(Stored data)

------

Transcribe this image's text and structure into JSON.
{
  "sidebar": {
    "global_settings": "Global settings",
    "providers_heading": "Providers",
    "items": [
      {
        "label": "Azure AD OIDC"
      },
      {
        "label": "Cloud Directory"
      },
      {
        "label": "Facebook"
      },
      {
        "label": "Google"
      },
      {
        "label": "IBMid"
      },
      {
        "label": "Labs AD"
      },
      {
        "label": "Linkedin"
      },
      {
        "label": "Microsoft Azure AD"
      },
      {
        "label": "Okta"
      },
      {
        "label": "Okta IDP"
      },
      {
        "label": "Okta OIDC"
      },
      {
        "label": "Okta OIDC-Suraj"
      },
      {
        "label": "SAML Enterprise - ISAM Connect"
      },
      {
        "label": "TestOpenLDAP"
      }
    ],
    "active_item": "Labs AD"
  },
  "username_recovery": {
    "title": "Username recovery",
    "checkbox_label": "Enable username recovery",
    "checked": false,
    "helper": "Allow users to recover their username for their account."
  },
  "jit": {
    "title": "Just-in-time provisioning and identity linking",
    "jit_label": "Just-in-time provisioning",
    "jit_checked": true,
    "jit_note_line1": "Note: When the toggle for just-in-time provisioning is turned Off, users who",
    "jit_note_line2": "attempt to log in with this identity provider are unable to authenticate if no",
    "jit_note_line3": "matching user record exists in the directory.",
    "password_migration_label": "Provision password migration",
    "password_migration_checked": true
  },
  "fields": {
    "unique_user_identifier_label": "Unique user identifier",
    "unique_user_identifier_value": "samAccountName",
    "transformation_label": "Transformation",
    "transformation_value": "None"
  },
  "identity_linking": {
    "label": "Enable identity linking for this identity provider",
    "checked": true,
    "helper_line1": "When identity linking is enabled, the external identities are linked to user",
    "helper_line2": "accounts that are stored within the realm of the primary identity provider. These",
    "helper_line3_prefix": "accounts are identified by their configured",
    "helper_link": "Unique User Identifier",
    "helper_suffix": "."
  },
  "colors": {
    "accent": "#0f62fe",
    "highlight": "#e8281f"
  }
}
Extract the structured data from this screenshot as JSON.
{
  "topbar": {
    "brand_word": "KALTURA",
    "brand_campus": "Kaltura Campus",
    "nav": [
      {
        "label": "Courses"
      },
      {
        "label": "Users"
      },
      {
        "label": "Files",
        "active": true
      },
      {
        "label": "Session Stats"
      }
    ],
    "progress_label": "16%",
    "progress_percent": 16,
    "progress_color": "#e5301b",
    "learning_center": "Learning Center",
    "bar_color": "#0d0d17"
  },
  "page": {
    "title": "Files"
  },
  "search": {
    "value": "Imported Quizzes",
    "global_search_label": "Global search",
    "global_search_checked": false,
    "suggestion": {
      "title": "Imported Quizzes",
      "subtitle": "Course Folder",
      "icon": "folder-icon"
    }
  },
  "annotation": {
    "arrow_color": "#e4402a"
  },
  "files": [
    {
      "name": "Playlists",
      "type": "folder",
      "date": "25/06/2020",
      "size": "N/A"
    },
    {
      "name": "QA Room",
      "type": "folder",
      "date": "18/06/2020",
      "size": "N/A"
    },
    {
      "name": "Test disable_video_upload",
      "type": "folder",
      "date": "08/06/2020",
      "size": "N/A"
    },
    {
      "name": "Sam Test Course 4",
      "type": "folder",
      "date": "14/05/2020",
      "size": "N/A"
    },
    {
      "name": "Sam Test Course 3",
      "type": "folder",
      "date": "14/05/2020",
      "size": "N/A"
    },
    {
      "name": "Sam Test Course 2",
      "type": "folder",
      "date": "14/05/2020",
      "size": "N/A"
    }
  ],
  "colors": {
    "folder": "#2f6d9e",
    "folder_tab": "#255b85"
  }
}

------

Stated exercise
Copy, character for character, the lines from the line that holds "Extract the structured" through the final line of the records above.

Solution below
Extract the structured data from this screenshot as JSON.
{
  "topbar": {
    "brand_word": "KALTURA",
    "brand_campus": "Kaltura Campus",
    "nav": [
      {
        "label": "Courses"
      },
      {
        "label": "Users"
      },
      {
        "label": "Files",
        "active": true
      },
      {
        "label": "Session Stats"
      }
    ],
    "progress_label": "16%",
    "progress_percent": 16,
    "progress_color": "#e5301b",
    "learning_center": "Learning Center",
    "bar_color": "#0d0d17"
  },
  "page": {
    "title": "Files"
  },
  "search": {
    "value": "Imported Quizzes",
    "global_search_label": "Global search",
    "global_search_checked": false,
    "suggestion": {
      "title": "Imported Quizzes",
      "subtitle": "Course Folder",
      "icon": "folder-icon"
    }
  },
  "annotation": {
    "arrow_color": "#e4402a"
  },
  "files": [
    {
      "name": "Playlists",
      "type": "folder",
      "date": "25/06/2020",
      "size": "N/A"
    },
    {
      "name": "QA Room",
      "type": "folder",
      "date": "18/06/2020",
      "size": "N/A"
    },
    {
      "name": "Test disable_video_upload",
      "type": "folder",
      "date": "08/06/2020",
      "size": "N/A"
    },
    {
      "name": "Sam Test Course 4",
      "type": "folder",
      "date": "14/05/2020",
      "size": "N/A"
    },
    {
      "name": "Sam Test Course 3",
      "type": "folder",
      "date": "14/05/2020",
      "size": "N/A"
    },
    {
      "name": "Sam Test Course 2",
      "type": "folder",
      "date": "14/05/2020",
      "size": "N/A"
    }
  ],
  "colors": {
    "folder": "#2f6d9e",
    "folder_tab": "#255b85"
  }
}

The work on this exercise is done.